## Begin Given information

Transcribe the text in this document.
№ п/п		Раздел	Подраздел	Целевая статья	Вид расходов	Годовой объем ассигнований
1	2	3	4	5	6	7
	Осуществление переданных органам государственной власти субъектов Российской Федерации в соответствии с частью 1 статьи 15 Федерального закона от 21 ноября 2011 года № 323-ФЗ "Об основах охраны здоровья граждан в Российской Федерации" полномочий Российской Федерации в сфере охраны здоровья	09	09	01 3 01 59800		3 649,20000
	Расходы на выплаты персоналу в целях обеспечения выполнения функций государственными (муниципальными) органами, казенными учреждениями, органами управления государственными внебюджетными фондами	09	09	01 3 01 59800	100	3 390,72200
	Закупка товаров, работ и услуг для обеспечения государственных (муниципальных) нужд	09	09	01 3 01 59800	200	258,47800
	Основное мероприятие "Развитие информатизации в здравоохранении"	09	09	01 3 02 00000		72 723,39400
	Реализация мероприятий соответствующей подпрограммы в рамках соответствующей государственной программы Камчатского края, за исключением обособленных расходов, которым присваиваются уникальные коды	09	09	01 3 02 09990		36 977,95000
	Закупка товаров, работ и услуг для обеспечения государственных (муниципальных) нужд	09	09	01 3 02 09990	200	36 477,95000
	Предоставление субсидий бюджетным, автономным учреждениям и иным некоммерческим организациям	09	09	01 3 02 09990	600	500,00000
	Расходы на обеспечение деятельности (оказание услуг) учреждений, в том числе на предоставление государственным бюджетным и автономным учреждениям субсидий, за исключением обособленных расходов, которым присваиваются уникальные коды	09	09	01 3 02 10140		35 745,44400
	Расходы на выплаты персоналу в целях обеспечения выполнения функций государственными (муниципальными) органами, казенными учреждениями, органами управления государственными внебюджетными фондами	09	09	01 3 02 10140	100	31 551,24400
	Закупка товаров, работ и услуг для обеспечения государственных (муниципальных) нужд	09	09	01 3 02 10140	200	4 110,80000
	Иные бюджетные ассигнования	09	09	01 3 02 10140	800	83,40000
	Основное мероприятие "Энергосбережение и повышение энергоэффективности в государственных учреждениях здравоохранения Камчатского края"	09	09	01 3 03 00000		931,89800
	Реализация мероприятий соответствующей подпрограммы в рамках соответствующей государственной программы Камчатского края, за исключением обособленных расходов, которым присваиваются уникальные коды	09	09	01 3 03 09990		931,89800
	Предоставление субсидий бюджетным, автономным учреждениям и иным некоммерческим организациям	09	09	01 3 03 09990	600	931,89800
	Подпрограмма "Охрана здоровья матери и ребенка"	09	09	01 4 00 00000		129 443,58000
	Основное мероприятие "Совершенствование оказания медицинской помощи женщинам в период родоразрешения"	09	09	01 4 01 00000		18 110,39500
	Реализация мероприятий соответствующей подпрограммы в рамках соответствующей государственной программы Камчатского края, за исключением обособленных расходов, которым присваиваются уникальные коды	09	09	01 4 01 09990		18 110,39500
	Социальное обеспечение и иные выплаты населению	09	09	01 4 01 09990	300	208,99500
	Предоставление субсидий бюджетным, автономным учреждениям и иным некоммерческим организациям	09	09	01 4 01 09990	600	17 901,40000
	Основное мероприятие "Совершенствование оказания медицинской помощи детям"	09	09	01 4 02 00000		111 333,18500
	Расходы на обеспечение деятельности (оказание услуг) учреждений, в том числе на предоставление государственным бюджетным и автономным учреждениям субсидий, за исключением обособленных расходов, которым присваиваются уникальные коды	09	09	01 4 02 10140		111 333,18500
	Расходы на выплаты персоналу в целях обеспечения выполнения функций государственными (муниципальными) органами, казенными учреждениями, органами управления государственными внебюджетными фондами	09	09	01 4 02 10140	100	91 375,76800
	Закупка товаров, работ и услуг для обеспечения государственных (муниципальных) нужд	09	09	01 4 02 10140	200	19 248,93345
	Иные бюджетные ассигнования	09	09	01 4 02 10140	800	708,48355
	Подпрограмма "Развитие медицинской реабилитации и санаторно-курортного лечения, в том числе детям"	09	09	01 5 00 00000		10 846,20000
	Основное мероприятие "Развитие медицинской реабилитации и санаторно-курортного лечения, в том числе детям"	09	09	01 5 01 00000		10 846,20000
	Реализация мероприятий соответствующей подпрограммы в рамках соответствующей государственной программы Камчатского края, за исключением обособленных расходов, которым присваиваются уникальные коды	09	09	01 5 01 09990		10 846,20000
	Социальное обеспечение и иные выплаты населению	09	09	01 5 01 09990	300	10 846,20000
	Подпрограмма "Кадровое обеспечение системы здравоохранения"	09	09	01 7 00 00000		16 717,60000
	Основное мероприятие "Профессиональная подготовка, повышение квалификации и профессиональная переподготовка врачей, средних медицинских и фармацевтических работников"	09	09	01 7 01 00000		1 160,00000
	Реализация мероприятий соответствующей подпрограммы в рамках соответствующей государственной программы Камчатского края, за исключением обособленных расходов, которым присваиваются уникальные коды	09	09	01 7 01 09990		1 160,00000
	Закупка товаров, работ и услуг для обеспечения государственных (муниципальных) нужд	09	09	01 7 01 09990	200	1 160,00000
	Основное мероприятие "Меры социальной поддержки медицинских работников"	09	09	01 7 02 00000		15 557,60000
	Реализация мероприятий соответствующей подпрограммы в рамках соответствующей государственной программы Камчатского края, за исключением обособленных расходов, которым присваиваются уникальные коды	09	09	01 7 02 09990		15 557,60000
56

## End Given information

Directive - The answer is one number: how many lines of the material above contain "мероприятие".

Completed exercise - 7